### WORK INSTRUCTIONS:
Quote the data below in full, please, without altering anything.

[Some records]
= = =
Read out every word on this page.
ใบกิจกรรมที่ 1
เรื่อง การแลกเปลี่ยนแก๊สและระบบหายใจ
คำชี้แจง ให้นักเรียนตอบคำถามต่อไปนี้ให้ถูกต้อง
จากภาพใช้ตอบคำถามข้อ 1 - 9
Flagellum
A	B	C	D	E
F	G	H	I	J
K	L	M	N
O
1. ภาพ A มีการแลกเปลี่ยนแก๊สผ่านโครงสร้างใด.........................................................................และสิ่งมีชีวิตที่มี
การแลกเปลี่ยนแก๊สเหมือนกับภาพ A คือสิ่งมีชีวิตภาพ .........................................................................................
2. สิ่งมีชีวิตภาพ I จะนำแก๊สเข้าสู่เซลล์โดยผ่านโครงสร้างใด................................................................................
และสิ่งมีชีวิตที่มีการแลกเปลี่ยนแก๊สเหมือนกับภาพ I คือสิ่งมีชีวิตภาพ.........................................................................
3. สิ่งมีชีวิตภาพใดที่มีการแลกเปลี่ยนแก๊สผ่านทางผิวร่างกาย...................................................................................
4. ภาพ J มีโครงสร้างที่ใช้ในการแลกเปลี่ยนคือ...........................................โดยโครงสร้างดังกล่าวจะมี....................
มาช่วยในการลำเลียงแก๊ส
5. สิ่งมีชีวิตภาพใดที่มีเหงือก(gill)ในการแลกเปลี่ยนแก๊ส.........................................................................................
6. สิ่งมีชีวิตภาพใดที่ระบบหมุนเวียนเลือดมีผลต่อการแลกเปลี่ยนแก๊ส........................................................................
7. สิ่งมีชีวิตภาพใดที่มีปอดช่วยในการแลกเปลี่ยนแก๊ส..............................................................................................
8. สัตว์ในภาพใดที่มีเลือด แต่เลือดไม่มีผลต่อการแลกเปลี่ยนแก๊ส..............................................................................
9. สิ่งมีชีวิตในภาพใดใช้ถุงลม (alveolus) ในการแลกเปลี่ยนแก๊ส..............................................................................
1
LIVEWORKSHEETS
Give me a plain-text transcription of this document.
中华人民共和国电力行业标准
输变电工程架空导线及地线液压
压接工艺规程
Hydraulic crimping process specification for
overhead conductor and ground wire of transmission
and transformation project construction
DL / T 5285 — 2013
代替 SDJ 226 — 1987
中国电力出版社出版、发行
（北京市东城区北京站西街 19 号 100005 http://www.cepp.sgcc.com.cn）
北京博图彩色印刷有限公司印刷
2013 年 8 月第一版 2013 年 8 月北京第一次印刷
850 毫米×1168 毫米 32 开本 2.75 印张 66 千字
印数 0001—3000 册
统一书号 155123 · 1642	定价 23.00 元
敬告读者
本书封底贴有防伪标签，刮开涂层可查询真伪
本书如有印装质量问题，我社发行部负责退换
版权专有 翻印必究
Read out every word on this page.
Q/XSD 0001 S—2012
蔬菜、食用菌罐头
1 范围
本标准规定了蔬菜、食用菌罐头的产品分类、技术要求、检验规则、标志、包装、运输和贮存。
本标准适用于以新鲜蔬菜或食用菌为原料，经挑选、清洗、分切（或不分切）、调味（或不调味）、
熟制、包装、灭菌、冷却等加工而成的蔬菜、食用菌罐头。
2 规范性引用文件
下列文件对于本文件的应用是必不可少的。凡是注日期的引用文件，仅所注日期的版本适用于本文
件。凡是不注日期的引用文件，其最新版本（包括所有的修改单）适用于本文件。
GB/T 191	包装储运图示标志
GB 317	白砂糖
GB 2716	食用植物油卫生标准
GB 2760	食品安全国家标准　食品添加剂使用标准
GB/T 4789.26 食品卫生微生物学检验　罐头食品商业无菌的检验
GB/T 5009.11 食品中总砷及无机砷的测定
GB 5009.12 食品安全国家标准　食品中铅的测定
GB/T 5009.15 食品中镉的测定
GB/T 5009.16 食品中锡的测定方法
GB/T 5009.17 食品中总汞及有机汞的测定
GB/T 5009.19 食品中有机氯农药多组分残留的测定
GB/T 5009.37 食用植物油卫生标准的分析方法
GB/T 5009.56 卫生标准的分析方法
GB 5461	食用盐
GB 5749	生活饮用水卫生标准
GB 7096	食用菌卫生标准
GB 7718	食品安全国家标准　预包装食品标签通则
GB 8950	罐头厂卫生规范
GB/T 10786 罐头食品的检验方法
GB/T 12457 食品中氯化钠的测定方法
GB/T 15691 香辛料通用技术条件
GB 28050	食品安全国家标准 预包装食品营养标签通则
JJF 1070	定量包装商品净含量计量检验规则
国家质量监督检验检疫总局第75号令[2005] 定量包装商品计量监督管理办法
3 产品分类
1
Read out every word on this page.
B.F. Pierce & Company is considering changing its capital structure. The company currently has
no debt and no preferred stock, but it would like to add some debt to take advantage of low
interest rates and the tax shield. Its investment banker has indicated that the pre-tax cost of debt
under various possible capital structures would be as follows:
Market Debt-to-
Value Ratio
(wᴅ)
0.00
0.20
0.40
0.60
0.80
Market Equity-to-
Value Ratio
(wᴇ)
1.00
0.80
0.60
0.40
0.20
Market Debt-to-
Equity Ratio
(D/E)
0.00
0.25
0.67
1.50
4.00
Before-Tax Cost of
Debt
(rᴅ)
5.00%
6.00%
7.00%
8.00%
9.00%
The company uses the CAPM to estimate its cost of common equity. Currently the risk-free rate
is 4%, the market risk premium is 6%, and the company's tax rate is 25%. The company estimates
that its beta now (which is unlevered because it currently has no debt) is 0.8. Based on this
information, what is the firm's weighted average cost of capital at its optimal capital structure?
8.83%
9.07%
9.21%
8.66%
= = =
### WRITTEN RESPONSE:
Read out every word on this page.
ใบกิจกรรมที่ 1
เรื่อง การแลกเปลี่ยนแก๊สและระบบหายใจ
คำชี้แจง ให้นักเรียนตอบคำถามต่อไปนี้ให้ถูกต้อง
จากภาพใช้ตอบคำถามข้อ 1 - 9
Flagellum
A	B	C	D	E
F	G	H	I	J
K	L	M	N
O
1. ภาพ A มีการแลกเปลี่ยนแก๊สผ่านโครงสร้างใด.........................................................................และสิ่งมีชีวิตที่มี
การแลกเปลี่ยนแก๊สเหมือนกับภาพ A คือสิ่งมีชีวิตภาพ .........................................................................................
2. สิ่งมีชีวิตภาพ I จะนำแก๊สเข้าสู่เซลล์โดยผ่านโครงสร้างใด................................................................................
และสิ่งมีชีวิตที่มีการแลกเปลี่ยนแก๊สเหมือนกับภาพ I คือสิ่งมีชีวิตภาพ.........................................................................
3. สิ่งมีชีวิตภาพใดที่มีการแลกเปลี่ยนแก๊สผ่านทางผิวร่างกาย...................................................................................
4. ภาพ J มีโครงสร้างที่ใช้ในการแลกเปลี่ยนคือ...........................................โดยโครงสร้างดังกล่าวจะมี....................
มาช่วยในการลำเลียงแก๊ส
5. สิ่งมีชีวิตภาพใดที่มีเหงือก(gill)ในการแลกเปลี่ยนแก๊ส.........................................................................................
6. สิ่งมีชีวิตภาพใดที่ระบบหมุนเวียนเลือดมีผลต่อการแลกเปลี่ยนแก๊ส........................................................................
7. สิ่งมีชีวิตภาพใดที่มีปอดช่วยในการแลกเปลี่ยนแก๊ส..............................................................................................
8. สัตว์ในภาพใดที่มีเลือด แต่เลือดไม่มีผลต่อการแลกเปลี่ยนแก๊ส..............................................................................
9. สิ่งมีชีวิตในภาพใดใช้ถุงลม (alveolus) ในการแลกเปลี่ยนแก๊ส..............................................................................
1
LIVEWORKSHEETS
Give me a plain-text transcription of this document.
中华人民共和国电力行业标准
输变电工程架空导线及地线液压
压接工艺规程
Hydraulic crimping process specification for
overhead conductor and ground wire of transmission
and transformation project construction
DL / T 5285 — 2013
代替 SDJ 226 — 1987
中国电力出版社出版、发行
（北京市东城区北京站西街 19 号 100005 http://www.cepp.sgcc.com.cn）
北京博图彩色印刷有限公司印刷
2013 年 8 月第一版 2013 年 8 月北京第一次印刷
850 毫米×1168 毫米 32 开本 2.75 印张 66 千字
印数 0001—3000 册
统一书号 155123 · 1642	定价 23.00 元
敬告读者
本书封底贴有防伪标签，刮开涂层可查询真伪
本书如有印装质量问题，我社发行部负责退换
版权专有 翻印必究
Read out every word on this page.
Q/XSD 0001 S—2012
蔬菜、食用菌罐头
1 范围
本标准规定了蔬菜、食用菌罐头的产品分类、技术要求、检验规则、标志、包装、运输和贮存。
本标准适用于以新鲜蔬菜或食用菌为原料，经挑选、清洗、分切（或不分切）、调味（或不调味）、
熟制、包装、灭菌、冷却等加工而成的蔬菜、食用菌罐头。
2 规范性引用文件
下列文件对于本文件的应用是必不可少的。凡是注日期的引用文件，仅所注日期的版本适用于本文
件。凡是不注日期的引用文件，其最新版本（包括所有的修改单）适用于本文件。
GB/T 191	包装储运图示标志
GB 317	白砂糖
GB 2716	食用植物油卫生标准
GB 2760	食品安全国家标准　食品添加剂使用标准
GB/T 4789.26 食品卫生微生物学检验　罐头食品商业无菌的检验
GB/T 5009.11 食品中总砷及无机砷的测定
GB 5009.12 食品安全国家标准　食品中铅的测定
GB/T 5009.15 食品中镉的测定
GB/T 5009.16 食品中锡的测定方法
GB/T 5009.17 食品中总汞及有机汞的测定
GB/T 5009.19 食品中有机氯农药多组分残留的测定
GB/T 5009.37 食用植物油卫生标准的分析方法
GB/T 5009.56 卫生标准的分析方法
GB 5461	食用盐
GB 5749	生活饮用水卫生标准
GB 7096	食用菌卫生标准
GB 7718	食品安全国家标准　预包装食品标签通则
GB 8950	罐头厂卫生规范
GB/T 10786 罐头食品的检验方法
GB/T 12457 食品中氯化钠的测定方法
GB/T 15691 香辛料通用技术条件
GB 28050	食品安全国家标准 预包装食品营养标签通则
JJF 1070	定量包装商品净含量计量检验规则
国家质量监督检验检疫总局第75号令[2005] 定量包装商品计量监督管理办法
3 产品分类
1
Read out every word on this page.
B.F. Pierce & Company is considering changing its capital structure. The company currently has
no debt and no preferred stock, but it would like to add some debt to take advantage of low
interest rates and the tax shield. Its investment banker has indicated that the pre-tax cost of debt
under various possible capital structures would be as follows:
Market Debt-to-
Value Ratio
(wᴅ)
0.00
0.20
0.40
0.60
0.80
Market Equity-to-
Value Ratio
(wᴇ)
1.00
0.80
0.60
0.40
0.20
Market Debt-to-
Equity Ratio
(D/E)
0.00
0.25
0.67
1.50
4.00
Before-Tax Cost of
Debt
(rᴅ)
5.00%
6.00%
7.00%
8.00%
9.00%
The company uses the CAPM to estimate its cost of common equity. Currently the risk-free rate
is 4%, the market risk premium is 6%, and the company's tax rate is 25%. The company estimates
that its beta now (which is unlevered because it currently has no debt) is 0.8. Based on this
information, what is the firm's weighted average cost of capital at its optimal capital structure?
8.83%
9.07%
9.21%
8.66%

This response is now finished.